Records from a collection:
>>
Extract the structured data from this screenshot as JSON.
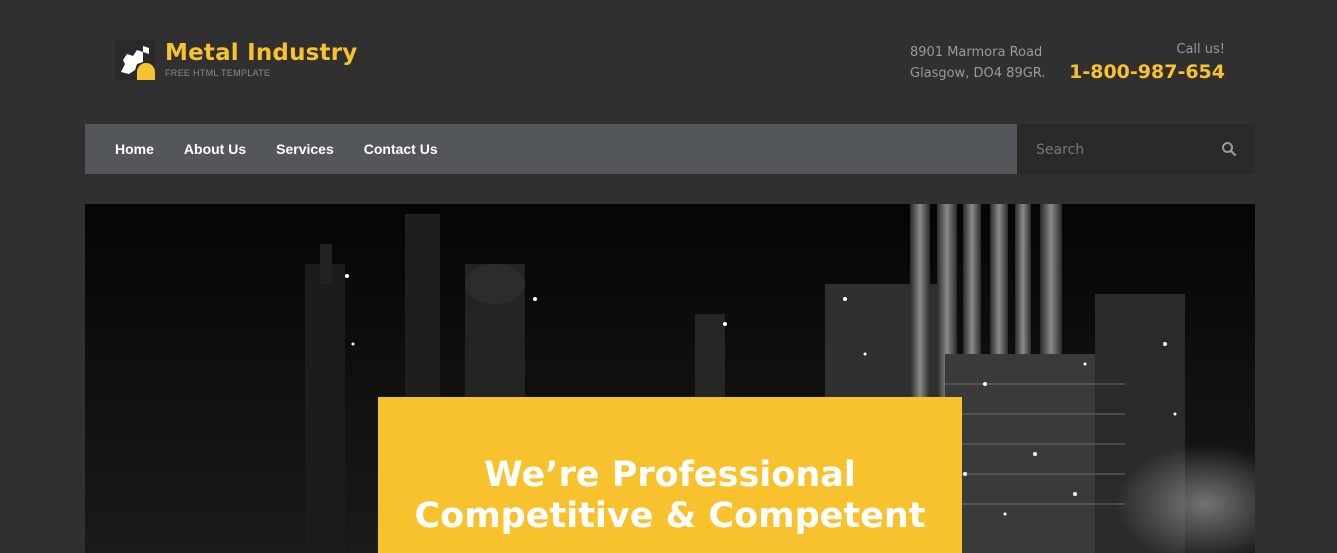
{
  "brand": {
    "title": "Metal Industry",
    "subtitle": "FREE HTML TEMPLATE",
    "accent": "#f8c22e"
  },
  "contact": {
    "address_line1": "8901 Marmora Road",
    "address_line2": "Glasgow, DO4 89GR.",
    "call_label": "Call us!",
    "phone": "1-800-987-654"
  },
  "nav": {
    "items": [
      {
        "label": "Home"
      },
      {
        "label": "About Us"
      },
      {
        "label": "Services"
      },
      {
        "label": "Contact Us"
      }
    ]
  },
  "search": {
    "placeholder": "Search",
    "icon": "search-icon"
  },
  "hero": {
    "headline_line1": "We’re Professional",
    "headline_line2": "Competitive & Competent"
  },
  "colors": {
    "background": "#303030",
    "nav_bg": "#53565b",
    "search_bg": "#2a2a2a"
  }
}
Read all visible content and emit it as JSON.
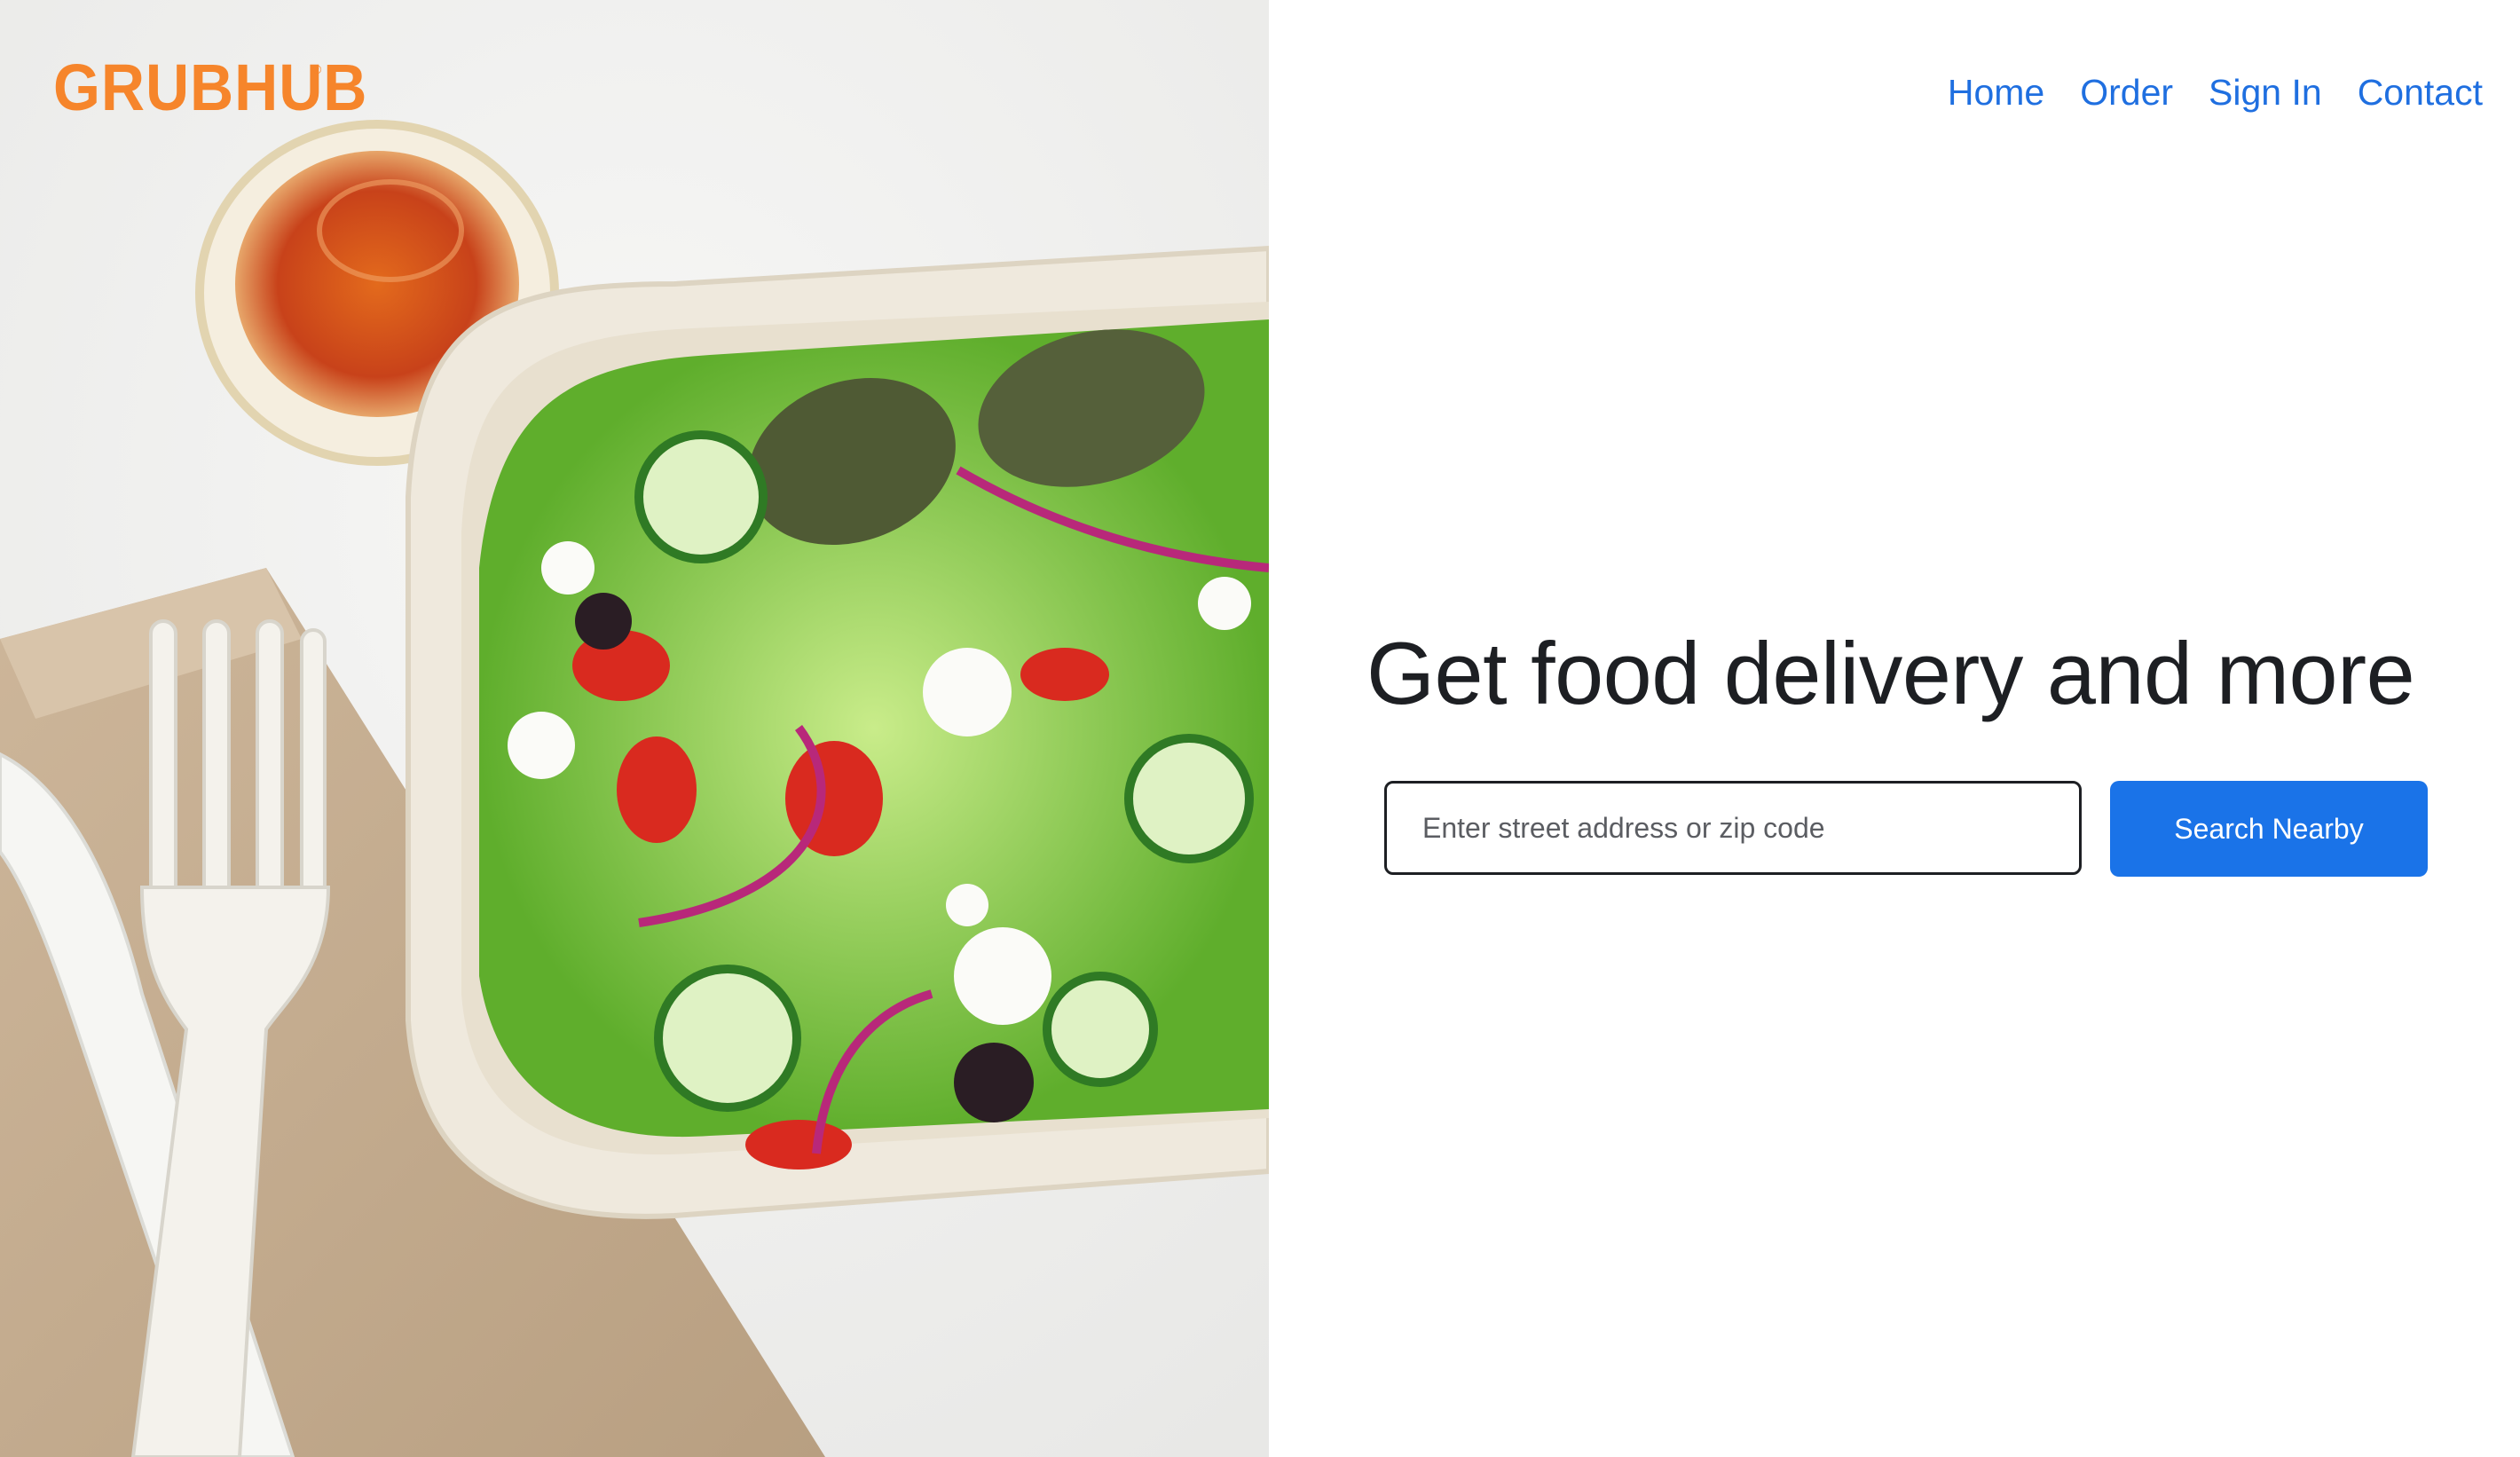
{
  "brand": {
    "logo_text": "GRUBHUB",
    "trademark": "®",
    "color": "#f6852b"
  },
  "nav": {
    "items": [
      {
        "label": "Home"
      },
      {
        "label": "Order"
      },
      {
        "label": "Sign In"
      },
      {
        "label": "Contact"
      }
    ],
    "link_color": "#1f6fe0"
  },
  "hero": {
    "headline": "Get food delivery and more",
    "image_icon": "salad-photo"
  },
  "search": {
    "placeholder": "Enter street address or zip code",
    "value": "",
    "button_label": "Search Nearby",
    "button_color": "#1a73e8"
  }
}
<<
Work required:
Keep the pictures out and write out the records exactly.

Answer to this problem:
Extract the structured data from this screenshot as JSON.
{
  "brand": {
    "title": "Metal Industry",
    "subtitle": "FREE HTML TEMPLATE",
    "accent": "#f8c22e"
  },
  "contact": {
    "address_line1": "8901 Marmora Road",
    "address_line2": "Glasgow, DO4 89GR.",
    "call_label": "Call us!",
    "phone": "1-800-987-654"
  },
  "nav": {
    "items": [
      {
        "label": "Home"
      },
      {
        "label": "About Us"
      },
      {
        "label": "Services"
      },
      {
        "label": "Contact Us"
      }
    ]
  },
  "search": {
    "placeholder": "Search",
    "icon": "search-icon"
  },
  "hero": {
    "headline_line1": "We’re Professional",
    "headline_line2": "Competitive & Competent"
  },
  "colors": {
    "background": "#303030",
    "nav_bg": "#53565b",
    "search_bg": "#2a2a2a"
  }
}
Read all visible content and emit it as JSON.
{
  "brand": {
    "logo_text": "GRUBHUB",
    "trademark": "®",
    "color": "#f6852b"
  },
  "nav": {
    "items": [
      {
        "label": "Home"
      },
      {
        "label": "Order"
      },
      {
        "label": "Sign In"
      },
      {
        "label": "Contact"
      }
    ],
    "link_color": "#1f6fe0"
  },
  "hero": {
    "headline": "Get food delivery and more",
    "image_icon": "salad-photo"
  },
  "search": {
    "placeholder": "Enter street address or zip code",
    "value": "",
    "button_label": "Search Nearby",
    "button_color": "#1a73e8"
  }
}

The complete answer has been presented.